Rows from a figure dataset

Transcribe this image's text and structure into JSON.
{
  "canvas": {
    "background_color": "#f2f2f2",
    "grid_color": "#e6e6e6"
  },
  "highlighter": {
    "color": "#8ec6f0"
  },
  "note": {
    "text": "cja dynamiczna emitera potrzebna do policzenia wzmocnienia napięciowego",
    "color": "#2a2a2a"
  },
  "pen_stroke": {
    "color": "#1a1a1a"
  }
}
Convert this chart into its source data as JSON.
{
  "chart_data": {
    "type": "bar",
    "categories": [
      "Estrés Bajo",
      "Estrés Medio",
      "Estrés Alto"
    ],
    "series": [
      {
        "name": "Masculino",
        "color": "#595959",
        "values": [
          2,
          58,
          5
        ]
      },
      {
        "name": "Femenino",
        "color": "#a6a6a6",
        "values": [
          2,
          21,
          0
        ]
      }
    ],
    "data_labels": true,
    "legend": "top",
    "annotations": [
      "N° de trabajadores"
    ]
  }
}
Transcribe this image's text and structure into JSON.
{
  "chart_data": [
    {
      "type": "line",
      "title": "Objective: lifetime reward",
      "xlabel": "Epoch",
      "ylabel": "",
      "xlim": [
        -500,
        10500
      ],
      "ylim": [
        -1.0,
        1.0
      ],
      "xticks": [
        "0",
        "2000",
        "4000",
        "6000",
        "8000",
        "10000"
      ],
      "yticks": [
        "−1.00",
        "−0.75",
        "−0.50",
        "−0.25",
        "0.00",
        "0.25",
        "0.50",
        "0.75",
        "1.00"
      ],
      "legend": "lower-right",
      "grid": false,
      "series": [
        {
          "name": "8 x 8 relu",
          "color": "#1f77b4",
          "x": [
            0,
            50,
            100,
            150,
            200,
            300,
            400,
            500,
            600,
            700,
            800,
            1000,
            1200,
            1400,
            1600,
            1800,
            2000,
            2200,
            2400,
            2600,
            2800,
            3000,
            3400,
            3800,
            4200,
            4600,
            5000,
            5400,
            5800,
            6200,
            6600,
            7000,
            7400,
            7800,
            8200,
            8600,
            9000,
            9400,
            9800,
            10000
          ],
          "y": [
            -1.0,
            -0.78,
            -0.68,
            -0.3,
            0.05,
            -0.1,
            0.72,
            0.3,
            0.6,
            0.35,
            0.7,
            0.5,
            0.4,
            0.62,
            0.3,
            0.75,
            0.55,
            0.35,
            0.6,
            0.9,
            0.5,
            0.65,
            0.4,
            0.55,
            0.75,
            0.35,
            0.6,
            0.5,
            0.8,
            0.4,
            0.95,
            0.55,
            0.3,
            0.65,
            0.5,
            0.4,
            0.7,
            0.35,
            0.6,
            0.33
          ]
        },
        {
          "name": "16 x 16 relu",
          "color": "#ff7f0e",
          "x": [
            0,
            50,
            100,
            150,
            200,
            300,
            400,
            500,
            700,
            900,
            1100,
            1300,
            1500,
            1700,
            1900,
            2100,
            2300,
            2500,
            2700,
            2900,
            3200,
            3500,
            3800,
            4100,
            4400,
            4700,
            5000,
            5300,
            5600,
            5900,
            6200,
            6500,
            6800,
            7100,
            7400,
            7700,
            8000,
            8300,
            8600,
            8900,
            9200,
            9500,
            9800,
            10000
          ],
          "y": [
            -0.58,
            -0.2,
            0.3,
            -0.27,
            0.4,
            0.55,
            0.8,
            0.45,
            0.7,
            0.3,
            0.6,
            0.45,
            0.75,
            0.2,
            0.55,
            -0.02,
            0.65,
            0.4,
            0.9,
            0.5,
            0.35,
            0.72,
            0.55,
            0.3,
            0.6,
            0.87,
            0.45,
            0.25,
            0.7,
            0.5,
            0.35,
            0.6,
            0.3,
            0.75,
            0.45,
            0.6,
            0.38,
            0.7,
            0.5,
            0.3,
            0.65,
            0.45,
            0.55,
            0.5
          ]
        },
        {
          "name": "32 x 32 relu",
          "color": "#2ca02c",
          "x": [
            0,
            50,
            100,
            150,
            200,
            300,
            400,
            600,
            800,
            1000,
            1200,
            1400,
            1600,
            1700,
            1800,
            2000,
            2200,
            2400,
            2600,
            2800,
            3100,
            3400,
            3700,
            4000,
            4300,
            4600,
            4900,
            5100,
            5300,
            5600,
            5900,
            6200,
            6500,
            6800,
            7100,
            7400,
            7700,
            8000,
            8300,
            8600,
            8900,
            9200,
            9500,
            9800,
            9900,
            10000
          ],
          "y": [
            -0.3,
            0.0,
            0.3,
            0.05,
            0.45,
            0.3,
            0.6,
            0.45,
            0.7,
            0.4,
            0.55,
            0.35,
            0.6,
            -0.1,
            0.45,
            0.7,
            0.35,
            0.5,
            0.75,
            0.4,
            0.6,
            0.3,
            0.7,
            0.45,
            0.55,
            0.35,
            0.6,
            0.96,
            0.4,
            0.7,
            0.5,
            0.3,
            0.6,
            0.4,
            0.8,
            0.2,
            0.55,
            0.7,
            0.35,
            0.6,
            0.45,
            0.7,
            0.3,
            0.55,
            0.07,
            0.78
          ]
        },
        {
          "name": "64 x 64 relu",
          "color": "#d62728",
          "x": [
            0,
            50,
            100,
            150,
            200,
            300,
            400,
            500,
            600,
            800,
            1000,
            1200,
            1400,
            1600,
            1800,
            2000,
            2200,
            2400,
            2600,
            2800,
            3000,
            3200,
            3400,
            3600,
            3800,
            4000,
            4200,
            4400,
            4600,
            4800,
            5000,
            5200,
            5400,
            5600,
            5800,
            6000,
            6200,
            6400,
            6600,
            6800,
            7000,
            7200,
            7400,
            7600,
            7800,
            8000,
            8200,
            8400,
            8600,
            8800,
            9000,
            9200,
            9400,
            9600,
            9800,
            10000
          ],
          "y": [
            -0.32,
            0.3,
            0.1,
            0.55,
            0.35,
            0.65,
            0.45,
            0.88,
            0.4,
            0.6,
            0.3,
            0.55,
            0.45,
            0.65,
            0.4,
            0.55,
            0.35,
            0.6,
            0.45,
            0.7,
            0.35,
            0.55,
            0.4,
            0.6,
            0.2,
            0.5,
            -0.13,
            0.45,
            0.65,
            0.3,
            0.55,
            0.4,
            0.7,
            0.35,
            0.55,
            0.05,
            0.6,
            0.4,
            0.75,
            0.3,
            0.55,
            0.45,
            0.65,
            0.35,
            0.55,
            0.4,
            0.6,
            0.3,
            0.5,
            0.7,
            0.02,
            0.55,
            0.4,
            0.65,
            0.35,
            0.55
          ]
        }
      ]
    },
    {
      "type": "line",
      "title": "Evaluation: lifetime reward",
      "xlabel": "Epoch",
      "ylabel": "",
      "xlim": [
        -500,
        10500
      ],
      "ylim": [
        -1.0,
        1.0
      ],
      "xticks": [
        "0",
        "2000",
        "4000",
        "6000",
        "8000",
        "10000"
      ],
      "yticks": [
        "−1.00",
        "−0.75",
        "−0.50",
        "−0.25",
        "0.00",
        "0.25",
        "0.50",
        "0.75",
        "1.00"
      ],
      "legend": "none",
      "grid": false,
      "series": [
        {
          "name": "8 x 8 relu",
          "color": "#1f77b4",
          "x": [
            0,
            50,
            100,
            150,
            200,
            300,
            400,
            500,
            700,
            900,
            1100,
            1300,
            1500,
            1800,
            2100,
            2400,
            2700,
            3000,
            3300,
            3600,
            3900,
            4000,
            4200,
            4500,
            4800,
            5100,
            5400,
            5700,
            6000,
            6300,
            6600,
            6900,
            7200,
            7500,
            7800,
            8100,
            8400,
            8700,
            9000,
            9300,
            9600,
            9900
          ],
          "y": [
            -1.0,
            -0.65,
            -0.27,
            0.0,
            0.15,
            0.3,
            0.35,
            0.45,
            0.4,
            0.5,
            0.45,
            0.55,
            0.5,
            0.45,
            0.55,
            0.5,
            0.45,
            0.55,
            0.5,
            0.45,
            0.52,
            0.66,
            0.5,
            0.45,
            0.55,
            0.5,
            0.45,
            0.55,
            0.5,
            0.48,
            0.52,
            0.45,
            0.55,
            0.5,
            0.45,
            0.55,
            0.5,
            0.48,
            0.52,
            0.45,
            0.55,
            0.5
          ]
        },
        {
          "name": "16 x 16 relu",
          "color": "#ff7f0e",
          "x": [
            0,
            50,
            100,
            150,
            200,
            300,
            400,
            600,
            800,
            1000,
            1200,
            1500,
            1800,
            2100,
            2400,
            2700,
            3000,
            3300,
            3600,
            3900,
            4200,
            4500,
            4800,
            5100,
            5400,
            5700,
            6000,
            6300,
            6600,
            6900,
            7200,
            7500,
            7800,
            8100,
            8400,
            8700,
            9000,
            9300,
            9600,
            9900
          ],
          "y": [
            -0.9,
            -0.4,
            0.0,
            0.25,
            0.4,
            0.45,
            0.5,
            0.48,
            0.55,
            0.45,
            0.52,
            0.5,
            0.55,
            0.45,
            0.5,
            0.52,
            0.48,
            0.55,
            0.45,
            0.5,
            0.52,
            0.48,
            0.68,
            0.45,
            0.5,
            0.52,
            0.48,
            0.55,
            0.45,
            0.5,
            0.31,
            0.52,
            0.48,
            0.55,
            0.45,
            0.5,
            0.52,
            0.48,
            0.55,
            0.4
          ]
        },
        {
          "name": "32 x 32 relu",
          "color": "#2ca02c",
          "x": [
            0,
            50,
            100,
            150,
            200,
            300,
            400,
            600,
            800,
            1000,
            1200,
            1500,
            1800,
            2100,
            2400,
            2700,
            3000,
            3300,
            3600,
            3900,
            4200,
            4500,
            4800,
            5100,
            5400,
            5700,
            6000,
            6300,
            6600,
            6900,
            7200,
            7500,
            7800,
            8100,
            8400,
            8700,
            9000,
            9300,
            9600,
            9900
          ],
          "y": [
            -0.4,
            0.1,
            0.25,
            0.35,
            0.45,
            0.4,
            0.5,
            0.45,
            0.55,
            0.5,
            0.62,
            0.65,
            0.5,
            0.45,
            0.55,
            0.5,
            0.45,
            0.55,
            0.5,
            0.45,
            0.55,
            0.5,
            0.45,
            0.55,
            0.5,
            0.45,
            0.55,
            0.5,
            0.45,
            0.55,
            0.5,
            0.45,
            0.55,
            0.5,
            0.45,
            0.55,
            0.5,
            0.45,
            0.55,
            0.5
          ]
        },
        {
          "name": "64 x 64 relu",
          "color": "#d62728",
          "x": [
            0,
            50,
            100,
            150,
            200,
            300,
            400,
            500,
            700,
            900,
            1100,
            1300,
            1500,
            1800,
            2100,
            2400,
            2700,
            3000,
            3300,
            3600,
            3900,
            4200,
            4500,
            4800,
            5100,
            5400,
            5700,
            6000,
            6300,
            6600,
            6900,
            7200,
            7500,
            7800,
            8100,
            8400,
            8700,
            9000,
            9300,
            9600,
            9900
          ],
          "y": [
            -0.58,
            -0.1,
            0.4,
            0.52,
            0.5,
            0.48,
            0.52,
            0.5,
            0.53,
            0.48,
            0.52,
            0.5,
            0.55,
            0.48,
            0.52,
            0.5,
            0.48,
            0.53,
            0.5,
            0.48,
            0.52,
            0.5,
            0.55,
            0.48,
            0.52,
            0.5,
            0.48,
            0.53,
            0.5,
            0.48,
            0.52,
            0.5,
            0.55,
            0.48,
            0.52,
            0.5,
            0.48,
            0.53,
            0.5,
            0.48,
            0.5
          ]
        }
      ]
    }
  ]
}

▸ Stated exercise: Copy each line from the data above that includes "reward".

▸ Answer below:
      "title": "Objective: lifetime reward",
      "title": "Evaluation: lifetime reward",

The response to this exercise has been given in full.